* **Given task**
Copy out the material below in full, but not its images.

** START Records for processing **

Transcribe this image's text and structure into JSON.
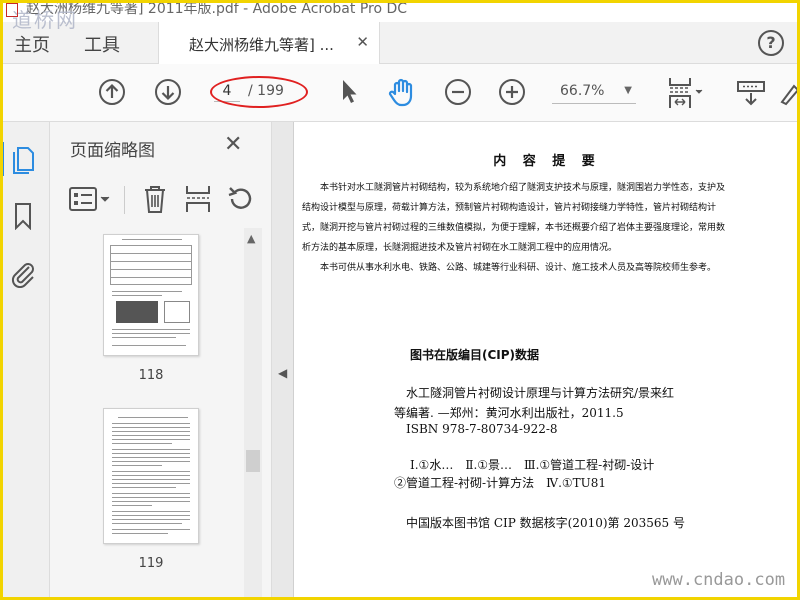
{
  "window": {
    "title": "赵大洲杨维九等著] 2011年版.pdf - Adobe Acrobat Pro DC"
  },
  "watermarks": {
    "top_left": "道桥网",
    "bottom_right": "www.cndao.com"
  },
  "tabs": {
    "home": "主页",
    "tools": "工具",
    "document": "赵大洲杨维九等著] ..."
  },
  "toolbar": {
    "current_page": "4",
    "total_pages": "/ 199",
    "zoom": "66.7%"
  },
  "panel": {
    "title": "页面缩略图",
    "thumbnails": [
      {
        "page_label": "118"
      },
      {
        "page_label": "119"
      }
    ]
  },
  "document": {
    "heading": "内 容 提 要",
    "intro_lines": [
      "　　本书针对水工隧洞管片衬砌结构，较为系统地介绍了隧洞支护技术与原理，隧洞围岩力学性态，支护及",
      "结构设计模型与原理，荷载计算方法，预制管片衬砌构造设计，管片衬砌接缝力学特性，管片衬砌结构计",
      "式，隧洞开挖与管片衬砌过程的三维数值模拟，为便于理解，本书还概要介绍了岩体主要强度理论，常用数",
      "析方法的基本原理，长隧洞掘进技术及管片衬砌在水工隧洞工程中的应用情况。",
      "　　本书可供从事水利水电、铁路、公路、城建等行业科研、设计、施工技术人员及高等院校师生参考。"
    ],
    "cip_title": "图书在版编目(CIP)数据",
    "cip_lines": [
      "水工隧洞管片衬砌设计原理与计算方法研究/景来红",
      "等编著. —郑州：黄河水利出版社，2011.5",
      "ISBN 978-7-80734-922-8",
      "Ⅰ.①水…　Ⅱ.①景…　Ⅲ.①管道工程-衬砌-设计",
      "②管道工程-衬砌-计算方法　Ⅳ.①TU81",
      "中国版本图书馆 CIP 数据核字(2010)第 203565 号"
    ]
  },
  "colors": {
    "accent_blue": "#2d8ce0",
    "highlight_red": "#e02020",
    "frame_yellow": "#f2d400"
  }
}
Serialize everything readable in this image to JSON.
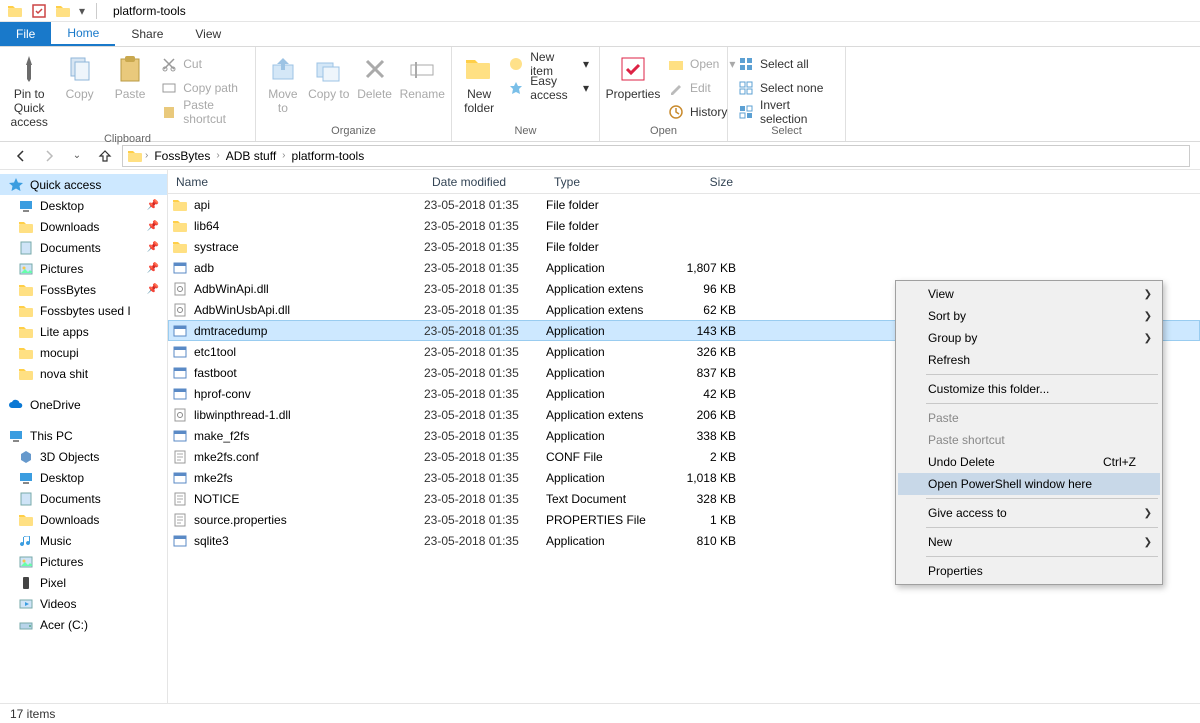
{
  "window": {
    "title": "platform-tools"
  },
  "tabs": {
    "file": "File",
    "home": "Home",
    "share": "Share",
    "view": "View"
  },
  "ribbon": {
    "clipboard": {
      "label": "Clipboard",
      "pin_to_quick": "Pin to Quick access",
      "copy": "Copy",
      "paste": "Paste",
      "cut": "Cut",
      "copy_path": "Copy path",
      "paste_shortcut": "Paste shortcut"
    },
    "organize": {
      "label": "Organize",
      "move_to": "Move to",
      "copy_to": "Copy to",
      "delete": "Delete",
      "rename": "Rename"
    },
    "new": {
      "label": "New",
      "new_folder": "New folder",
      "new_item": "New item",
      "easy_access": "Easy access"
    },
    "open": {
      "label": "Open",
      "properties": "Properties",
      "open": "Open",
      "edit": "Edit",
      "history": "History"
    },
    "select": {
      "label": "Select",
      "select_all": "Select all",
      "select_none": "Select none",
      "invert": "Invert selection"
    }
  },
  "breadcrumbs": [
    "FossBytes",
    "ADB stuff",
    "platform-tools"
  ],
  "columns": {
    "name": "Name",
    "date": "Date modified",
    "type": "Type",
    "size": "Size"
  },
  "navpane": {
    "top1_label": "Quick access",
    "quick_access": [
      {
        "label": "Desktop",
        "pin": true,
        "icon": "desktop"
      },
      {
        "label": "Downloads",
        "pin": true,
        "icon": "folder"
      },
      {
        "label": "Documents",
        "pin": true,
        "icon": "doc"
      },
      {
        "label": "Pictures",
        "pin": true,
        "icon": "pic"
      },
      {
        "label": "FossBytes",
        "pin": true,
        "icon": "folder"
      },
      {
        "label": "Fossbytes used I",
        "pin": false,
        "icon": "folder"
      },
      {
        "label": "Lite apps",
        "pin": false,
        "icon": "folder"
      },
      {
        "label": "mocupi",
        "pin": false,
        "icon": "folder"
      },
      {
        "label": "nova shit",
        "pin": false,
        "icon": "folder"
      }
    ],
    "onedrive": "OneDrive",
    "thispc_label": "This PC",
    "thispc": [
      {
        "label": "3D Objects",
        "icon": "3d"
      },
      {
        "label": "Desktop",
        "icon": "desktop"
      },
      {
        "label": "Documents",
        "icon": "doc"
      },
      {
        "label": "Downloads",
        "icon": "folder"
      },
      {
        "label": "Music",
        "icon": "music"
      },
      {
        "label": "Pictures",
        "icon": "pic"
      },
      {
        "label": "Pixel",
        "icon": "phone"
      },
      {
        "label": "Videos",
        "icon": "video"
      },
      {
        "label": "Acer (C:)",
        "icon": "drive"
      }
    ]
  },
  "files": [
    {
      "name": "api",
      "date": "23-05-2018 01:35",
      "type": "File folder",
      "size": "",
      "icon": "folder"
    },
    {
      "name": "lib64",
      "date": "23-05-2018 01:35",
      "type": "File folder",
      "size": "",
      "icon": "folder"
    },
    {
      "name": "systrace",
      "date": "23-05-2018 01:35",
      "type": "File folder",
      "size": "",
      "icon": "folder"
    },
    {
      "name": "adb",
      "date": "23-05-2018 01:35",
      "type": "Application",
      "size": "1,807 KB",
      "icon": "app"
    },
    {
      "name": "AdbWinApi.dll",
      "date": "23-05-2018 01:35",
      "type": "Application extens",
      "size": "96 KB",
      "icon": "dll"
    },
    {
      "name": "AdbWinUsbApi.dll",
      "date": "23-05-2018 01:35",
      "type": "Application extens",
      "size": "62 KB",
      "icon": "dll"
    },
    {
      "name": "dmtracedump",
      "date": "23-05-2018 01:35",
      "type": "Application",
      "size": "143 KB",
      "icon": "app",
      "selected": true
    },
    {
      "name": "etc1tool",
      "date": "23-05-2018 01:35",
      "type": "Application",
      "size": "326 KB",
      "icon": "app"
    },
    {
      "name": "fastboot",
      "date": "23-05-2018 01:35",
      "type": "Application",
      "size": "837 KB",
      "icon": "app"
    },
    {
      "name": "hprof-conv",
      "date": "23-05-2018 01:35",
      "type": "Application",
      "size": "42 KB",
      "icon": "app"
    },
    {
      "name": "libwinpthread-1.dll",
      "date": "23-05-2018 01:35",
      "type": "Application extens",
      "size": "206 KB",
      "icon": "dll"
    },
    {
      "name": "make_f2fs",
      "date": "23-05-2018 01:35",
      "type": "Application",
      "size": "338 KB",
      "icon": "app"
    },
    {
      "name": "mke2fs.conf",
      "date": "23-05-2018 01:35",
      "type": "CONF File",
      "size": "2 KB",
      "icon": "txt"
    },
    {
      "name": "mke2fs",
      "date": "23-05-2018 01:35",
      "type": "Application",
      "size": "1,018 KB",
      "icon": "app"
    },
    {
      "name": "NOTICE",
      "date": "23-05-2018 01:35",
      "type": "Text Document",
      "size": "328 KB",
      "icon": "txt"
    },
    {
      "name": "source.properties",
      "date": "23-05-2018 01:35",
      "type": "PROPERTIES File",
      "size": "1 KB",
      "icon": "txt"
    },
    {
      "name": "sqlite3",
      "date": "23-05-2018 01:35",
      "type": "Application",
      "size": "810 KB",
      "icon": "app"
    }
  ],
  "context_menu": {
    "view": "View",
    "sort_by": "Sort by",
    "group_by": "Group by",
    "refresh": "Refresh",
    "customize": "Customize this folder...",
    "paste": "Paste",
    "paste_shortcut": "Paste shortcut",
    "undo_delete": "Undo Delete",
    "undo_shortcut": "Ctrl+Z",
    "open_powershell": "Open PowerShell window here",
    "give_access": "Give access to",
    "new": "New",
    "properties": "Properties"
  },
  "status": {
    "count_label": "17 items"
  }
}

** END Records for processing **

* **Problem solution**
Transcribe this image's text and structure into JSON.
{
  "window": {
    "title": "赵大洲杨维九等著] 2011年版.pdf - Adobe Acrobat Pro DC"
  },
  "watermarks": {
    "top_left": "道桥网",
    "bottom_right": "www.cndao.com"
  },
  "tabs": {
    "home": "主页",
    "tools": "工具",
    "document": "赵大洲杨维九等著] ..."
  },
  "toolbar": {
    "current_page": "4",
    "total_pages": "/ 199",
    "zoom": "66.7%"
  },
  "panel": {
    "title": "页面缩略图",
    "thumbnails": [
      {
        "page_label": "118"
      },
      {
        "page_label": "119"
      }
    ]
  },
  "document": {
    "heading": "内 容 提 要",
    "intro_lines": [
      "　　本书针对水工隧洞管片衬砌结构，较为系统地介绍了隧洞支护技术与原理，隧洞围岩力学性态，支护及",
      "结构设计模型与原理，荷载计算方法，预制管片衬砌构造设计，管片衬砌接缝力学特性，管片衬砌结构计",
      "式，隧洞开挖与管片衬砌过程的三维数值模拟，为便于理解，本书还概要介绍了岩体主要强度理论，常用数",
      "析方法的基本原理，长隧洞掘进技术及管片衬砌在水工隧洞工程中的应用情况。",
      "　　本书可供从事水利水电、铁路、公路、城建等行业科研、设计、施工技术人员及高等院校师生参考。"
    ],
    "cip_title": "图书在版编目(CIP)数据",
    "cip_lines": [
      "水工隧洞管片衬砌设计原理与计算方法研究/景来红",
      "等编著. —郑州：黄河水利出版社，2011.5",
      "ISBN 978-7-80734-922-8",
      "Ⅰ.①水…　Ⅱ.①景…　Ⅲ.①管道工程-衬砌-设计",
      "②管道工程-衬砌-计算方法　Ⅳ.①TU81",
      "中国版本图书馆 CIP 数据核字(2010)第 203565 号"
    ]
  },
  "colors": {
    "accent_blue": "#2d8ce0",
    "highlight_red": "#e02020",
    "frame_yellow": "#f2d400"
  }
}
Serialize everything readable in this image to JSON.
{
  "window": {
    "title": "platform-tools"
  },
  "tabs": {
    "file": "File",
    "home": "Home",
    "share": "Share",
    "view": "View"
  },
  "ribbon": {
    "clipboard": {
      "label": "Clipboard",
      "pin_to_quick": "Pin to Quick access",
      "copy": "Copy",
      "paste": "Paste",
      "cut": "Cut",
      "copy_path": "Copy path",
      "paste_shortcut": "Paste shortcut"
    },
    "organize": {
      "label": "Organize",
      "move_to": "Move to",
      "copy_to": "Copy to",
      "delete": "Delete",
      "rename": "Rename"
    },
    "new": {
      "label": "New",
      "new_folder": "New folder",
      "new_item": "New item",
      "easy_access": "Easy access"
    },
    "open": {
      "label": "Open",
      "properties": "Properties",
      "open": "Open",
      "edit": "Edit",
      "history": "History"
    },
    "select": {
      "label": "Select",
      "select_all": "Select all",
      "select_none": "Select none",
      "invert": "Invert selection"
    }
  },
  "breadcrumbs": [
    "FossBytes",
    "ADB stuff",
    "platform-tools"
  ],
  "columns": {
    "name": "Name",
    "date": "Date modified",
    "type": "Type",
    "size": "Size"
  },
  "navpane": {
    "top1_label": "Quick access",
    "quick_access": [
      {
        "label": "Desktop",
        "pin": true,
        "icon": "desktop"
      },
      {
        "label": "Downloads",
        "pin": true,
        "icon": "folder"
      },
      {
        "label": "Documents",
        "pin": true,
        "icon": "doc"
      },
      {
        "label": "Pictures",
        "pin": true,
        "icon": "pic"
      },
      {
        "label": "FossBytes",
        "pin": true,
        "icon": "folder"
      },
      {
        "label": "Fossbytes used I",
        "pin": false,
        "icon": "folder"
      },
      {
        "label": "Lite apps",
        "pin": false,
        "icon": "folder"
      },
      {
        "label": "mocupi",
        "pin": false,
        "icon": "folder"
      },
      {
        "label": "nova shit",
        "pin": false,
        "icon": "folder"
      }
    ],
    "onedrive": "OneDrive",
    "thispc_label": "This PC",
    "thispc": [
      {
        "label": "3D Objects",
        "icon": "3d"
      },
      {
        "label": "Desktop",
        "icon": "desktop"
      },
      {
        "label": "Documents",
        "icon": "doc"
      },
      {
        "label": "Downloads",
        "icon": "folder"
      },
      {
        "label": "Music",
        "icon": "music"
      },
      {
        "label": "Pictures",
        "icon": "pic"
      },
      {
        "label": "Pixel",
        "icon": "phone"
      },
      {
        "label": "Videos",
        "icon": "video"
      },
      {
        "label": "Acer (C:)",
        "icon": "drive"
      }
    ]
  },
  "files": [
    {
      "name": "api",
      "date": "23-05-2018 01:35",
      "type": "File folder",
      "size": "",
      "icon": "folder"
    },
    {
      "name": "lib64",
      "date": "23-05-2018 01:35",
      "type": "File folder",
      "size": "",
      "icon": "folder"
    },
    {
      "name": "systrace",
      "date": "23-05-2018 01:35",
      "type": "File folder",
      "size": "",
      "icon": "folder"
    },
    {
      "name": "adb",
      "date": "23-05-2018 01:35",
      "type": "Application",
      "size": "1,807 KB",
      "icon": "app"
    },
    {
      "name": "AdbWinApi.dll",
      "date": "23-05-2018 01:35",
      "type": "Application extens",
      "size": "96 KB",
      "icon": "dll"
    },
    {
      "name": "AdbWinUsbApi.dll",
      "date": "23-05-2018 01:35",
      "type": "Application extens",
      "size": "62 KB",
      "icon": "dll"
    },
    {
      "name": "dmtracedump",
      "date": "23-05-2018 01:35",
      "type": "Application",
      "size": "143 KB",
      "icon": "app",
      "selected": true
    },
    {
      "name": "etc1tool",
      "date": "23-05-2018 01:35",
      "type": "Application",
      "size": "326 KB",
      "icon": "app"
    },
    {
      "name": "fastboot",
      "date": "23-05-2018 01:35",
      "type": "Application",
      "size": "837 KB",
      "icon": "app"
    },
    {
      "name": "hprof-conv",
      "date": "23-05-2018 01:35",
      "type": "Application",
      "size": "42 KB",
      "icon": "app"
    },
    {
      "name": "libwinpthread-1.dll",
      "date": "23-05-2018 01:35",
      "type": "Application extens",
      "size": "206 KB",
      "icon": "dll"
    },
    {
      "name": "make_f2fs",
      "date": "23-05-2018 01:35",
      "type": "Application",
      "size": "338 KB",
      "icon": "app"
    },
    {
      "name": "mke2fs.conf",
      "date": "23-05-2018 01:35",
      "type": "CONF File",
      "size": "2 KB",
      "icon": "txt"
    },
    {
      "name": "mke2fs",
      "date": "23-05-2018 01:35",
      "type": "Application",
      "size": "1,018 KB",
      "icon": "app"
    },
    {
      "name": "NOTICE",
      "date": "23-05-2018 01:35",
      "type": "Text Document",
      "size": "328 KB",
      "icon": "txt"
    },
    {
      "name": "source.properties",
      "date": "23-05-2018 01:35",
      "type": "PROPERTIES File",
      "size": "1 KB",
      "icon": "txt"
    },
    {
      "name": "sqlite3",
      "date": "23-05-2018 01:35",
      "type": "Application",
      "size": "810 KB",
      "icon": "app"
    }
  ],
  "context_menu": {
    "view": "View",
    "sort_by": "Sort by",
    "group_by": "Group by",
    "refresh": "Refresh",
    "customize": "Customize this folder...",
    "paste": "Paste",
    "paste_shortcut": "Paste shortcut",
    "undo_delete": "Undo Delete",
    "undo_shortcut": "Ctrl+Z",
    "open_powershell": "Open PowerShell window here",
    "give_access": "Give access to",
    "new": "New",
    "properties": "Properties"
  },
  "status": {
    "count_label": "17 items"
  }
}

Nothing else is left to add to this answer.